◆ **Extracted text**:
=== Section Start ===

In 1995, Ayala became deputy director of the Hispanic AIDS Forum, where he oversaw case management and HIV testing and prevention services, among other duties.
He has held HIV-related positions at the University of California, San Francisco, at the Los Angeles County Department of Health Services and at the nonprofit group AIDS Project of Los Angeles (now APLA Health).
In 2009, he assumed his current role at MPact, which requires him to conduct policy analyses and advise policymakers on issues relating to HIV and men who have sex with men (MSM) and other marginalized communities around the world.
“We don’t have boots on the ground,” Ayala says. “In lieu of that, we support community-based organizations at the country level to carry forward the work.”
One of MPact’s current initiatives is the Global Men’s Health and Rights Survey 2019, which is available in 10 languages, including English, Spanish, French, Chinese and Arabic.
“We use the data to raise awareness and to inform our own advocacy agenda as an organization,” Ayala says. “Then, we share the data with activists around the world so they come prepared to lobby their own governments to make the case for why delivering services that are sensitive to gay and bisexual men is important.”

=== Section End ===

◆ **What the task asks**:
From the passage on Ayala's HIV work, quote the part that opens with the words containing "In 1995, Ayala" and closes with "around the world.".

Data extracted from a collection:
=== Section Start ===

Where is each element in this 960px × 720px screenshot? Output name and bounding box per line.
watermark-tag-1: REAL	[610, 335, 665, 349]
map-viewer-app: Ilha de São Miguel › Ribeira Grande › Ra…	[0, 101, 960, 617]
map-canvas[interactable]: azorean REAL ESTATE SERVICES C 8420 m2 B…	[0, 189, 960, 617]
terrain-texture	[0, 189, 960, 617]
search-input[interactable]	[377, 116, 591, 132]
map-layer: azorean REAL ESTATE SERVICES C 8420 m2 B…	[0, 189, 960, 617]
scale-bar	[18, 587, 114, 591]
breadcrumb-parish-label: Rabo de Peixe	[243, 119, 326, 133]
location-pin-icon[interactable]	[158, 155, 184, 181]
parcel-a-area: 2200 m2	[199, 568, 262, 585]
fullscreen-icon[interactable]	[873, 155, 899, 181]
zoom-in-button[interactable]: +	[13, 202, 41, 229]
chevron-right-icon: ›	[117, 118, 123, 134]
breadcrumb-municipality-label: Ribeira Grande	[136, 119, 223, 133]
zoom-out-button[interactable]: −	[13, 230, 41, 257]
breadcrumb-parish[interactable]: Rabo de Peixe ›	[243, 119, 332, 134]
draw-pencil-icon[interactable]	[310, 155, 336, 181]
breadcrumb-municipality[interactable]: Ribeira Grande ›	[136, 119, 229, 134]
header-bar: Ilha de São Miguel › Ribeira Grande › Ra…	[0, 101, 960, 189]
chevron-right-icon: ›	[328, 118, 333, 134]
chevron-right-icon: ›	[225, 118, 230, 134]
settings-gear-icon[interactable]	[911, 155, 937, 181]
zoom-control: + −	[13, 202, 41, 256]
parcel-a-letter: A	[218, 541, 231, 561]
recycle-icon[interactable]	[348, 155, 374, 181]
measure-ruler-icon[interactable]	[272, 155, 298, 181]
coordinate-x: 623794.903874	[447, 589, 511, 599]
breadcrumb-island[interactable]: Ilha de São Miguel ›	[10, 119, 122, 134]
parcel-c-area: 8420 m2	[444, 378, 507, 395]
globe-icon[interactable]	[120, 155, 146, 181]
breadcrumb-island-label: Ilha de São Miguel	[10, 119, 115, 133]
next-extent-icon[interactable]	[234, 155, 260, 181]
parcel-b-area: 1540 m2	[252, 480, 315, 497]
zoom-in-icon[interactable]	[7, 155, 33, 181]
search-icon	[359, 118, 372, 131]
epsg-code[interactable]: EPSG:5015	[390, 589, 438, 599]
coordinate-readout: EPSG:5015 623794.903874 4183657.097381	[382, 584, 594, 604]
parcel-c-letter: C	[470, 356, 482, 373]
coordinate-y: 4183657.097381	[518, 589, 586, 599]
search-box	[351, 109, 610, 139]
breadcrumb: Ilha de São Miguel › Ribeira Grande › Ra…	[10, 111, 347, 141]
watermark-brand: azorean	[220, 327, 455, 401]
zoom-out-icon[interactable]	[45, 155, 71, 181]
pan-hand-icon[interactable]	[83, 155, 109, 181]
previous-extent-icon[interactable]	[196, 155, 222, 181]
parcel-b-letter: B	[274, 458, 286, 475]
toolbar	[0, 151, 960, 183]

=== Section End ===

◆ **Exercise solution**:
In 1995, Ayala became deputy director of the Hispanic AIDS Forum, where he oversaw case management and HIV testing and prevention services, among other duties.
He has held HIV-related positions at the University of California, San Francisco, at the Los Angeles County Department of Health Services and at the nonprofit group AIDS Project of Los Angeles (now APLA Health).
In 2009, he assumed his current role at MPact, which requires him to conduct policy analyses and advise policymakers on issues relating to HIV and men who have sex with men (MSM) and other marginalized communities around the world.